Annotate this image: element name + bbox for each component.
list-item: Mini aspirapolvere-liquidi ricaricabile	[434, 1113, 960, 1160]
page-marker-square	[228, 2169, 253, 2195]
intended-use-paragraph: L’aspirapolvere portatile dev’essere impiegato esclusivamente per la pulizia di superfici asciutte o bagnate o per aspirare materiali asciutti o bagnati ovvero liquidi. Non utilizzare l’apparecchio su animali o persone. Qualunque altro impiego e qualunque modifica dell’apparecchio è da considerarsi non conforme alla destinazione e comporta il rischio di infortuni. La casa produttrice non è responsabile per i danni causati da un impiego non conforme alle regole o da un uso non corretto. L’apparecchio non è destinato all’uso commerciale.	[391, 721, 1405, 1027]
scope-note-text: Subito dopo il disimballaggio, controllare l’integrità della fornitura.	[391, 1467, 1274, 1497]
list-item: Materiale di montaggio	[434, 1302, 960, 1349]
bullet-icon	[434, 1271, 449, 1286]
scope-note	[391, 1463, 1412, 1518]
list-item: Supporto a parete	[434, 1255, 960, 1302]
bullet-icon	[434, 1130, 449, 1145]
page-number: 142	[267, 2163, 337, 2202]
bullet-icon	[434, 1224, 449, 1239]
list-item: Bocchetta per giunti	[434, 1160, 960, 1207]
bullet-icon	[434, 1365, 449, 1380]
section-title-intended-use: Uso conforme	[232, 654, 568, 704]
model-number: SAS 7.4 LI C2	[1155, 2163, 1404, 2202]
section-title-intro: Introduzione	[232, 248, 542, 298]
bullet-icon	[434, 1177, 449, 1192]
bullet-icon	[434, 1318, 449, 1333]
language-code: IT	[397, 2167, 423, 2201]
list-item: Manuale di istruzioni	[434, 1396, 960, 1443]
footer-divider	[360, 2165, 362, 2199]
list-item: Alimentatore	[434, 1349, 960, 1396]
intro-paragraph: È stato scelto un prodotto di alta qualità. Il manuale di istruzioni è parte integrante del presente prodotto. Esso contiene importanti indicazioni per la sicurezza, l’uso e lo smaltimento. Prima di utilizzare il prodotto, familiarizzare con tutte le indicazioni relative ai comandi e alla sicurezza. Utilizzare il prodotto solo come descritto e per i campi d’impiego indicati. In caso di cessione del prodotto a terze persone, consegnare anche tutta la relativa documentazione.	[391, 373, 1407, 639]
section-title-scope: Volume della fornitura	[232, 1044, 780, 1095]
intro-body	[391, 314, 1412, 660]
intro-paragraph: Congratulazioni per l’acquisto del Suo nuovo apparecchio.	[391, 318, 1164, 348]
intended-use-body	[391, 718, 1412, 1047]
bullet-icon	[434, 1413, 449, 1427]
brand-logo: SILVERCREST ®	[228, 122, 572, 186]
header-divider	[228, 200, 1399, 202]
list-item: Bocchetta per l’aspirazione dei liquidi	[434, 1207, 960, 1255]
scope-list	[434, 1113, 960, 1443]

▶ LAVORO RICHIESTO: Trascriva fedelmente tutte le righe dell'elenco qui sopra, senza modificarne alcuna.

▶ SOLUZIONE SCRITTA:
Annotate this image: element name + bbox for each component.
list-item: Mini aspirapolvere-liquidi ricaricabile	[434, 1113, 960, 1160]
page-marker-square	[228, 2169, 253, 2195]
intended-use-paragraph: L’aspirapolvere portatile dev’essere impiegato esclusivamente per la pulizia di superfici asciutte o bagnate o per aspirare materiali asciutti o bagnati ovvero liquidi. Non utilizzare l’apparecchio su animali o persone. Qualunque altro impiego e qualunque modifica dell’apparecchio è da considerarsi non conforme alla destinazione e comporta il rischio di infortuni. La casa produttrice non è responsabile per i danni causati da un impiego non conforme alle regole o da un uso non corretto. L’apparecchio non è destinato all’uso commerciale.	[391, 721, 1405, 1027]
scope-note-text: Subito dopo il disimballaggio, controllare l’integrità della fornitura.	[391, 1467, 1274, 1497]
list-item: Materiale di montaggio	[434, 1302, 960, 1349]
bullet-icon	[434, 1271, 449, 1286]
scope-note	[391, 1463, 1412, 1518]
list-item: Supporto a parete	[434, 1255, 960, 1302]
bullet-icon	[434, 1130, 449, 1145]
page-number: 142	[267, 2163, 337, 2202]
bullet-icon	[434, 1224, 449, 1239]
list-item: Bocchetta per giunti	[434, 1160, 960, 1207]
bullet-icon	[434, 1365, 449, 1380]
section-title-intended-use: Uso conforme	[232, 654, 568, 704]
model-number: SAS 7.4 LI C2	[1155, 2163, 1404, 2202]
section-title-intro: Introduzione	[232, 248, 542, 298]
bullet-icon	[434, 1177, 449, 1192]
bullet-icon	[434, 1318, 449, 1333]
language-code: IT	[397, 2167, 423, 2201]
list-item: Manuale di istruzioni	[434, 1396, 960, 1443]
footer-divider	[360, 2165, 362, 2199]
list-item: Alimentatore	[434, 1349, 960, 1396]
intro-paragraph: È stato scelto un prodotto di alta qualità. Il manuale di istruzioni è parte integrante del presente prodotto. Esso contiene importanti indicazioni per la sicurezza, l’uso e lo smaltimento. Prima di utilizzare il prodotto, familiarizzare con tutte le indicazioni relative ai comandi e alla sicurezza. Utilizzare il prodotto solo come descritto e per i campi d’impiego indicati. In caso di cessione del prodotto a terze persone, consegnare anche tutta la relativa documentazione.	[391, 373, 1407, 639]
section-title-scope: Volume della fornitura	[232, 1044, 780, 1095]
intro-body	[391, 314, 1412, 660]
intro-paragraph: Congratulazioni per l’acquisto del Suo nuovo apparecchio.	[391, 318, 1164, 348]
intended-use-body	[391, 718, 1412, 1047]
bullet-icon	[434, 1413, 449, 1427]
brand-logo: SILVERCREST ®	[228, 122, 572, 186]
header-divider	[228, 200, 1399, 202]
list-item: Bocchetta per l’aspirazione dei liquidi	[434, 1207, 960, 1255]
scope-list	[434, 1113, 960, 1443]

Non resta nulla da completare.